____ GIVEN DATA
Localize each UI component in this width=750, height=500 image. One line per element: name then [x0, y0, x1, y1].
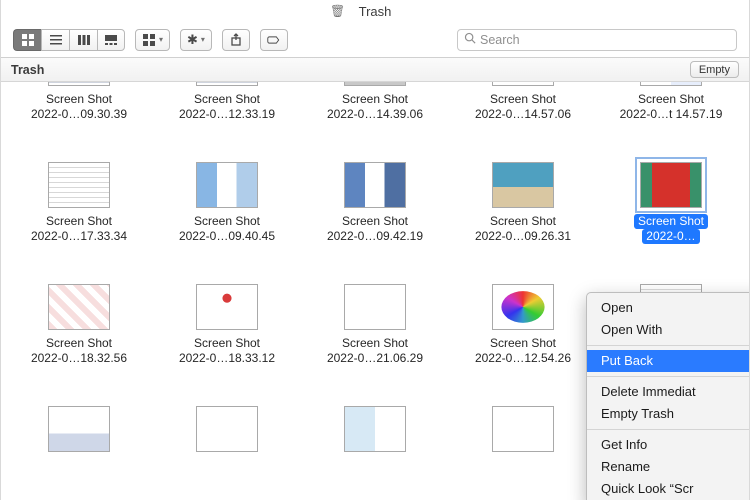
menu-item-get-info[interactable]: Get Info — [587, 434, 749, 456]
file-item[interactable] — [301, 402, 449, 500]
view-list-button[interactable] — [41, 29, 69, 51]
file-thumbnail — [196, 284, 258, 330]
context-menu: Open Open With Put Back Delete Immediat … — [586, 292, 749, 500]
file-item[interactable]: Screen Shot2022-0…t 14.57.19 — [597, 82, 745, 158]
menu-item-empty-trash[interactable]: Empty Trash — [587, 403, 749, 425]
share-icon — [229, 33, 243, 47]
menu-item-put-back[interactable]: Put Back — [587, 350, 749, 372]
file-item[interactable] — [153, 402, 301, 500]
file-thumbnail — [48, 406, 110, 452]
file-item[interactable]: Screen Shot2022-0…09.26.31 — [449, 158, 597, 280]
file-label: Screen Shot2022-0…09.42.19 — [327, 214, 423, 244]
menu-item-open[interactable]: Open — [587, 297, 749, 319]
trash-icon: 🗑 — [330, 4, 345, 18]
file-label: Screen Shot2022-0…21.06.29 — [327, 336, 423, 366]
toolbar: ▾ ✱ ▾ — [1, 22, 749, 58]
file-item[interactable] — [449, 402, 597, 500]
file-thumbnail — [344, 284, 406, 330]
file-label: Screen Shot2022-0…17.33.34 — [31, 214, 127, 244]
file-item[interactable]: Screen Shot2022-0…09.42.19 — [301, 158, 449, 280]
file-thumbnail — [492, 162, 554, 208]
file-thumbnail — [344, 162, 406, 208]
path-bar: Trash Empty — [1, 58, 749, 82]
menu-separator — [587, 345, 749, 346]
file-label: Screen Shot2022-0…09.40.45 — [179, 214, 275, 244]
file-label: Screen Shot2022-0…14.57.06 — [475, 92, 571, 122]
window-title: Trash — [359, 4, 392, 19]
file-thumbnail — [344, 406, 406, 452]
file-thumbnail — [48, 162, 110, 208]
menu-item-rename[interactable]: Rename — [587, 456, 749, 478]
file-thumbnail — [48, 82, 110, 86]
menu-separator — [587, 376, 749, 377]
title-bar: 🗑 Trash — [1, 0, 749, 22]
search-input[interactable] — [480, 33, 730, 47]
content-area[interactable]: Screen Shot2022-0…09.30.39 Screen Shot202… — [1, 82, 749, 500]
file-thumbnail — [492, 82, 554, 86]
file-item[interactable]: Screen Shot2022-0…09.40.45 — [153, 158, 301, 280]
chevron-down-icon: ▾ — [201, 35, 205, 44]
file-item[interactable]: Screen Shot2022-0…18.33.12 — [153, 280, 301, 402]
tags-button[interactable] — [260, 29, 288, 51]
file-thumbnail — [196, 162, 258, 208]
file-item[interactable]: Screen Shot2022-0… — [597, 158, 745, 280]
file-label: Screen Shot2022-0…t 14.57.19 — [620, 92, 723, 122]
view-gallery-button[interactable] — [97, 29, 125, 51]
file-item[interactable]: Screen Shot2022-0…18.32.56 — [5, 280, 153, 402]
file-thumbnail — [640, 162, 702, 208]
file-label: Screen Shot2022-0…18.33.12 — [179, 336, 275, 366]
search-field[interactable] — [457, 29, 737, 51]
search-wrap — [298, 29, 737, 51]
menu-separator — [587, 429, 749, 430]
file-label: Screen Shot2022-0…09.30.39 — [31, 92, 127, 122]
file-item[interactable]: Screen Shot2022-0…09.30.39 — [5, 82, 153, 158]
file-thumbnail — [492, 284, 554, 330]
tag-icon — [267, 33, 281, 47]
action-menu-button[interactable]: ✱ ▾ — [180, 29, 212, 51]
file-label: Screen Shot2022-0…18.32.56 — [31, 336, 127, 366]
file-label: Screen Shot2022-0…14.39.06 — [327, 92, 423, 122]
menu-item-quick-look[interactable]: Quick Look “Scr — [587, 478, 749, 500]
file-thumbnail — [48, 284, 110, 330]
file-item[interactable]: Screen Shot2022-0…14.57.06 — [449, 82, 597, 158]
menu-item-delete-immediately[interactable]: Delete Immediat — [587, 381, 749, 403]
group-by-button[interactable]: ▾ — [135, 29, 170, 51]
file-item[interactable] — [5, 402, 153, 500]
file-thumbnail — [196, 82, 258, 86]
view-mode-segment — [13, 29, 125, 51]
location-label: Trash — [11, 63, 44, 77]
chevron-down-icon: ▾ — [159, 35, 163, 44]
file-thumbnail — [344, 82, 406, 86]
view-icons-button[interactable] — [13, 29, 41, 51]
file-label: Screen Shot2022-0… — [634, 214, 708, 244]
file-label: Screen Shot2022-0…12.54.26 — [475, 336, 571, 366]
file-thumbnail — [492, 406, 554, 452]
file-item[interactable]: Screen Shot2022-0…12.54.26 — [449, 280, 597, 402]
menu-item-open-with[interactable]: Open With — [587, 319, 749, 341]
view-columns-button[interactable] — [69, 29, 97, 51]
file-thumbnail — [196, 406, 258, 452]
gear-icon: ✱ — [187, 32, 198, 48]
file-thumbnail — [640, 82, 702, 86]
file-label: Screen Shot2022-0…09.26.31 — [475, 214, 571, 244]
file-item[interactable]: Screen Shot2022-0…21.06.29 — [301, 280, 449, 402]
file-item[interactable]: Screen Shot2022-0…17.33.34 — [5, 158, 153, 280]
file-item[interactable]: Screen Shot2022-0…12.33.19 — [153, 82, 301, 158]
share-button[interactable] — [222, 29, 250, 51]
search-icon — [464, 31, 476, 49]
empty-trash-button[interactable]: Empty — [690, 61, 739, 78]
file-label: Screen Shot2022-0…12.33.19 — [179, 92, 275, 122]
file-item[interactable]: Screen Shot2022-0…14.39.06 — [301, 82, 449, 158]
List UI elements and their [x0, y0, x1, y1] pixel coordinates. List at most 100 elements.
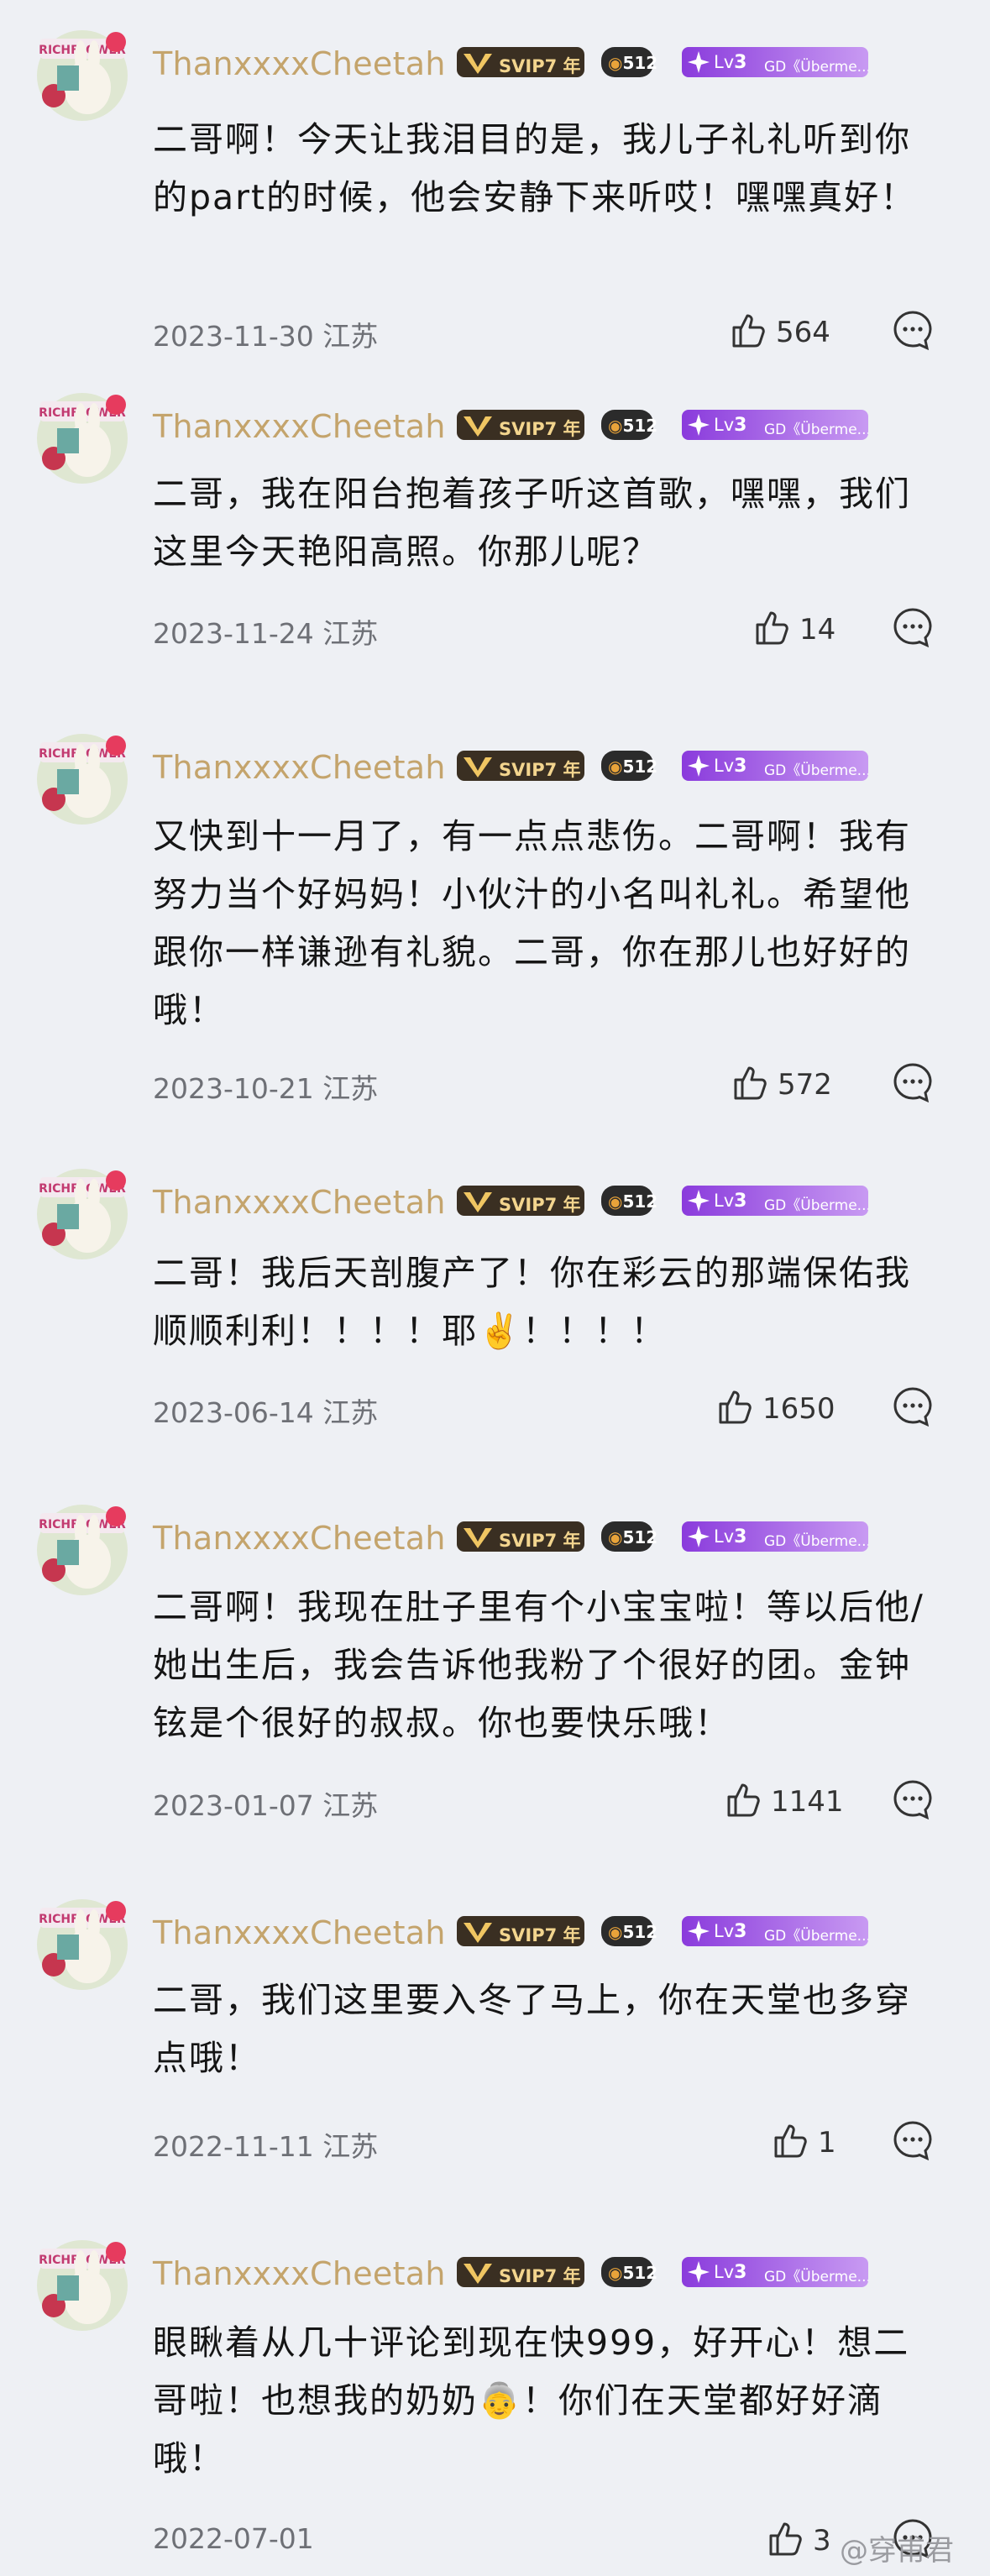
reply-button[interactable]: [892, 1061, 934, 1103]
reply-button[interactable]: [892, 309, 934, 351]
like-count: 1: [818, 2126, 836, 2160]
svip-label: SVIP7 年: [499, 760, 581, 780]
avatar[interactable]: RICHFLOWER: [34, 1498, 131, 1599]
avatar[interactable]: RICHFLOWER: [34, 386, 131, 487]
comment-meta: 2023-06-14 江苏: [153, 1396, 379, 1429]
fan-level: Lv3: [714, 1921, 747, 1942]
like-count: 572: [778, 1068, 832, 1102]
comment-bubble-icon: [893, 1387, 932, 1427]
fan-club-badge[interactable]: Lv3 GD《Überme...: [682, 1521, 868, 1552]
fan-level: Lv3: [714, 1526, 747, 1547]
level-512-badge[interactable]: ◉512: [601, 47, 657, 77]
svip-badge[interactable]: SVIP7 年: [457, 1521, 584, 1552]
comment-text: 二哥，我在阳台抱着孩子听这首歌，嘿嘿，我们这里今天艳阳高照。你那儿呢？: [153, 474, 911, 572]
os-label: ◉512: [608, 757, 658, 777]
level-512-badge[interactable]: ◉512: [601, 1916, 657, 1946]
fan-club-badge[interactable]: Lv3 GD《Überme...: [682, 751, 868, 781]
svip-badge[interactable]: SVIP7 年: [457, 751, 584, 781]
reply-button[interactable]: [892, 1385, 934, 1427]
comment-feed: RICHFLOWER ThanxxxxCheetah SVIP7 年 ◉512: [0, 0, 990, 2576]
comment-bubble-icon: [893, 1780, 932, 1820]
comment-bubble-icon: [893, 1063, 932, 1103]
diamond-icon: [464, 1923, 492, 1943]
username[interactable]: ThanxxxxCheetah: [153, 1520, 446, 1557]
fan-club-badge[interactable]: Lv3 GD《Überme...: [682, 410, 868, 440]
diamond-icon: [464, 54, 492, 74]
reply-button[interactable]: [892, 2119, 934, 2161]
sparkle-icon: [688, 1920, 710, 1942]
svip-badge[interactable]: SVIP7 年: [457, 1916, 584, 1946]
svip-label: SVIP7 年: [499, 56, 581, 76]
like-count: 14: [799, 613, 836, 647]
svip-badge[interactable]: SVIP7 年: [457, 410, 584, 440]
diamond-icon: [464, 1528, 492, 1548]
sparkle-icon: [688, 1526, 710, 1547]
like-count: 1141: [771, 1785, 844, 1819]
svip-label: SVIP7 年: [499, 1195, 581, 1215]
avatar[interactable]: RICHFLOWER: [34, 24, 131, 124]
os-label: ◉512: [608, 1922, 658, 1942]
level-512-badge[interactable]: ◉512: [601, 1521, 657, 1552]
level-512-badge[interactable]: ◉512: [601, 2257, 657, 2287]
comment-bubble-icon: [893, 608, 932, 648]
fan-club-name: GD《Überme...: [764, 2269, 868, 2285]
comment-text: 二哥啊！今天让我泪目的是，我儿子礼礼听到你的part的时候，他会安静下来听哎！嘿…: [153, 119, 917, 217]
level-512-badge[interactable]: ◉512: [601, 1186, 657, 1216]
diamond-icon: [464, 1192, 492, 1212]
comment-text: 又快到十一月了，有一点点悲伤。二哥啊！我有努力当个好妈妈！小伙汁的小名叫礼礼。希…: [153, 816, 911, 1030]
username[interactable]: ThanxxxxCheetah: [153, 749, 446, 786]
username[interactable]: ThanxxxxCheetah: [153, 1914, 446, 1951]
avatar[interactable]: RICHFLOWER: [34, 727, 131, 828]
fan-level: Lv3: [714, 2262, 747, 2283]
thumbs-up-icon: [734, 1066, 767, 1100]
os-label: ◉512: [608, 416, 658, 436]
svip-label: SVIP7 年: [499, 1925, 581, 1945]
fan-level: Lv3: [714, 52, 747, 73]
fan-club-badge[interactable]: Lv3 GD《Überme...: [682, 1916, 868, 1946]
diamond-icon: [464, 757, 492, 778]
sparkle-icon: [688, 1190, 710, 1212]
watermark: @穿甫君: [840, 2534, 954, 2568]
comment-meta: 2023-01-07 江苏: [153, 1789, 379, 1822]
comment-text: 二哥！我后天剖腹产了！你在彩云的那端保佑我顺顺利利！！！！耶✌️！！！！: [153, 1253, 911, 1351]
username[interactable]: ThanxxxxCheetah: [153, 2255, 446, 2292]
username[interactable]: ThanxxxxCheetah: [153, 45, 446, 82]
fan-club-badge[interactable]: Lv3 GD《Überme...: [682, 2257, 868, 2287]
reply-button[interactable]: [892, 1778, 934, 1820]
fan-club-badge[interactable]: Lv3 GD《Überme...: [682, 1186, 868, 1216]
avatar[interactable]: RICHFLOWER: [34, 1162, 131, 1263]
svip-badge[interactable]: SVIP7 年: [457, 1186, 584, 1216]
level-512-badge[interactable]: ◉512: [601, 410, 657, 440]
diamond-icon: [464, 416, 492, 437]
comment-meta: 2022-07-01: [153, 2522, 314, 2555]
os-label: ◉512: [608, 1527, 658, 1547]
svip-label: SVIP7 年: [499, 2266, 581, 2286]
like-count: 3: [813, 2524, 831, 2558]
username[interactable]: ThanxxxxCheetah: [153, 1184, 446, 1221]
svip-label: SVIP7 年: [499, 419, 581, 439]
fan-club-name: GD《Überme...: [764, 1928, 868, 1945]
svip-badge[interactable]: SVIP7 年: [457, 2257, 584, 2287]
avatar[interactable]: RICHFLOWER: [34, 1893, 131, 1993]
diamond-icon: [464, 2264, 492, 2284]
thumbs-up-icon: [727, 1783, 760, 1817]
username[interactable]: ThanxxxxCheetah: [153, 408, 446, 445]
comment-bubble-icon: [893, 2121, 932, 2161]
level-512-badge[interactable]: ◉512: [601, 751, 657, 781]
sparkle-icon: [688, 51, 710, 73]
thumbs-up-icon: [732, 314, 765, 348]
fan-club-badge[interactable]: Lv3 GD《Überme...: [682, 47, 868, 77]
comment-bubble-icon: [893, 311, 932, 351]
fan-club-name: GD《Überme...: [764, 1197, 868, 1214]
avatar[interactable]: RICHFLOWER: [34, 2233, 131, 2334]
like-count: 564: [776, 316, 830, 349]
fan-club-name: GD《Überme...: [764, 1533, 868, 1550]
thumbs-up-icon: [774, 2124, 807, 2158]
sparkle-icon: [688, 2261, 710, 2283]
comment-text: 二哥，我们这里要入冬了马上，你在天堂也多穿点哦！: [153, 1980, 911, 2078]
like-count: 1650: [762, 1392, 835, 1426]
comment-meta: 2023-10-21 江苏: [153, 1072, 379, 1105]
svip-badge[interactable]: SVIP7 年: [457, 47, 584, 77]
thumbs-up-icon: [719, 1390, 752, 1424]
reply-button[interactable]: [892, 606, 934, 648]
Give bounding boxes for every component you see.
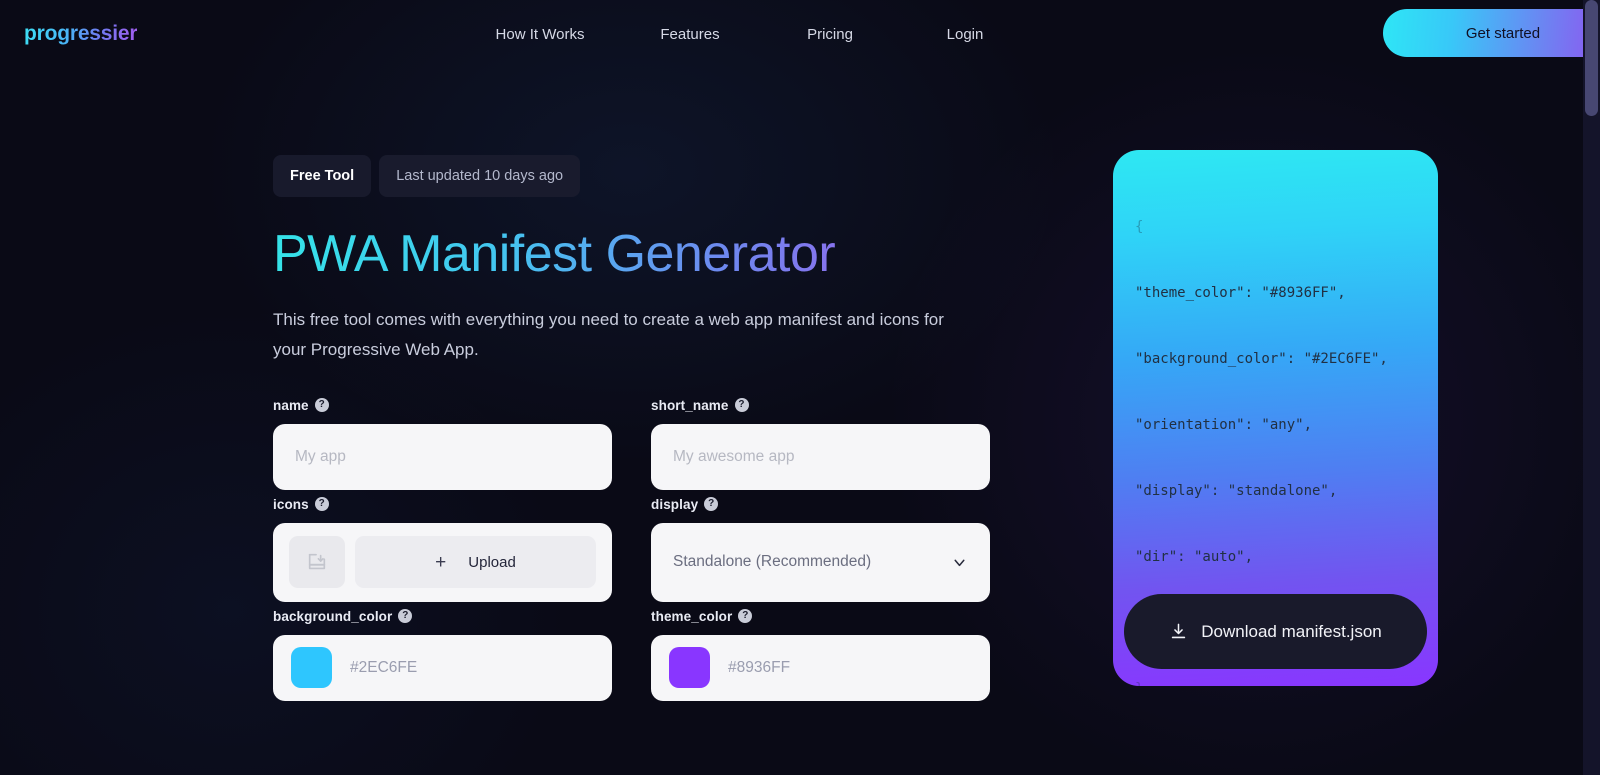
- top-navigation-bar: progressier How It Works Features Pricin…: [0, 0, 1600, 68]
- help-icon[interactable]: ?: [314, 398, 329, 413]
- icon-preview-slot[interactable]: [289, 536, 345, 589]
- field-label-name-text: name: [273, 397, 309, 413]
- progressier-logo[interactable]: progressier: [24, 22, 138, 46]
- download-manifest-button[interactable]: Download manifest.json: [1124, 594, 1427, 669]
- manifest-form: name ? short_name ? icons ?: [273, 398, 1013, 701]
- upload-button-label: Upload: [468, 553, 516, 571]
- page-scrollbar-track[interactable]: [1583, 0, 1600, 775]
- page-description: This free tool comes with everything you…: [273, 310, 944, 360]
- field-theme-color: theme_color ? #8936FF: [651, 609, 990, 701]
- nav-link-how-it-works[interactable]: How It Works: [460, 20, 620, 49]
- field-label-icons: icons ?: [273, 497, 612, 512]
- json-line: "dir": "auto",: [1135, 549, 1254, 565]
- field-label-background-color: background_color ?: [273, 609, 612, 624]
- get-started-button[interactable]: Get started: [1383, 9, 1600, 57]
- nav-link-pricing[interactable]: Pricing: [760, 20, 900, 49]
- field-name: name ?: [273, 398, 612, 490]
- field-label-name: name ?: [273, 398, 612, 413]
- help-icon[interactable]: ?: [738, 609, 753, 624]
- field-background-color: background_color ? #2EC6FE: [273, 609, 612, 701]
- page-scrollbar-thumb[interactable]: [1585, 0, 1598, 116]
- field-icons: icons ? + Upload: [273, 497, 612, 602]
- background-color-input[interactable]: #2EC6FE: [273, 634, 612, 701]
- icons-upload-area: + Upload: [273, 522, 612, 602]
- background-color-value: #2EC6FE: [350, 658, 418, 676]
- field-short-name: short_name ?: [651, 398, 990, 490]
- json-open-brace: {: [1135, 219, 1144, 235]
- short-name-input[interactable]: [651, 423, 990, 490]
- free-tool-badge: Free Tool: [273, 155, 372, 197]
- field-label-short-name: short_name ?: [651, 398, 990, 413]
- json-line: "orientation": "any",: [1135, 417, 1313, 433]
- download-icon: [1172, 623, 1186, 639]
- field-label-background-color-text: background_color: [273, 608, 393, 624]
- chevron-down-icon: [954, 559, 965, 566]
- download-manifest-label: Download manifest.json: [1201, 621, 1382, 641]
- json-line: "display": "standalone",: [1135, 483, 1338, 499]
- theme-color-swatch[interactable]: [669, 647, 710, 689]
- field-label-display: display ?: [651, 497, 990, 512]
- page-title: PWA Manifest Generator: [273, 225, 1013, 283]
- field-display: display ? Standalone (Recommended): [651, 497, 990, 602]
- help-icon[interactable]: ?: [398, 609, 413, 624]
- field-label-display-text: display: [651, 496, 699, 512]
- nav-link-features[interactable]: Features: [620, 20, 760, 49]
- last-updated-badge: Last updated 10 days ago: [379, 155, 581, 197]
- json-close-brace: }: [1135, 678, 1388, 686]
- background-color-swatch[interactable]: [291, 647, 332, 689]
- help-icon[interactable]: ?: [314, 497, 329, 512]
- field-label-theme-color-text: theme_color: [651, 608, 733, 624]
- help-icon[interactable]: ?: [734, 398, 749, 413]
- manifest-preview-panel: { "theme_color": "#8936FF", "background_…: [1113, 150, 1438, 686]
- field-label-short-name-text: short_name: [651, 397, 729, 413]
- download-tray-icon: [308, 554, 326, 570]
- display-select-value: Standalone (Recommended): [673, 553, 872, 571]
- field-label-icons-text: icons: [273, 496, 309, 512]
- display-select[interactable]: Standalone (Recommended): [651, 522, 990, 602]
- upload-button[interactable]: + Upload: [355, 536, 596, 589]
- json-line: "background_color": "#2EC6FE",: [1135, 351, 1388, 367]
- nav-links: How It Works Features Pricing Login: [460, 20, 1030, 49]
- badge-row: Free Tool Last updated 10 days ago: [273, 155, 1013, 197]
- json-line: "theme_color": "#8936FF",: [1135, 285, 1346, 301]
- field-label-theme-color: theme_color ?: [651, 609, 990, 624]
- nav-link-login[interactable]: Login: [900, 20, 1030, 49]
________
* INSTRUCTION
In the listing, swap "help-icon" for "question-icon" in the lines from the one with "- top-navigation-bar: progressier" to the one with "634, 612, 701]", and leave everything else unchanged.

* FINAL ANSWER
- top-navigation-bar: progressier How It Works Features Pricin…: [0, 0, 1600, 68]
- question-icon[interactable]: ?: [314, 398, 329, 413]
- icon-preview-slot[interactable]: [289, 536, 345, 589]
- field-label-name-text: name: [273, 397, 309, 413]
- progressier-logo[interactable]: progressier: [24, 22, 138, 46]
- download-manifest-button[interactable]: Download manifest.json: [1124, 594, 1427, 669]
- manifest-form: name ? short_name ? icons ?: [273, 398, 1013, 701]
- upload-button-label: Upload: [468, 553, 516, 571]
- page-scrollbar-track[interactable]: [1583, 0, 1600, 775]
- page-description: This free tool comes with everything you…: [273, 310, 944, 360]
- field-theme-color: theme_color ? #8936FF: [651, 609, 990, 701]
- nav-link-how-it-works[interactable]: How It Works: [460, 20, 620, 49]
- field-label-icons: icons ?: [273, 497, 612, 512]
- json-line: "dir": "auto",: [1135, 549, 1254, 565]
- field-label-background-color: background_color ?: [273, 609, 612, 624]
- get-started-button[interactable]: Get started: [1383, 9, 1600, 57]
- nav-link-pricing[interactable]: Pricing: [760, 20, 900, 49]
- field-name: name ?: [273, 398, 612, 490]
- field-label-name: name ?: [273, 398, 612, 413]
- question-icon[interactable]: ?: [738, 609, 753, 624]
- field-background-color: background_color ? #2EC6FE: [273, 609, 612, 701]
- page-scrollbar-thumb[interactable]: [1585, 0, 1598, 116]
- field-icons: icons ? + Upload: [273, 497, 612, 602]
- background-color-input[interactable]: #2EC6FE: [273, 634, 612, 701]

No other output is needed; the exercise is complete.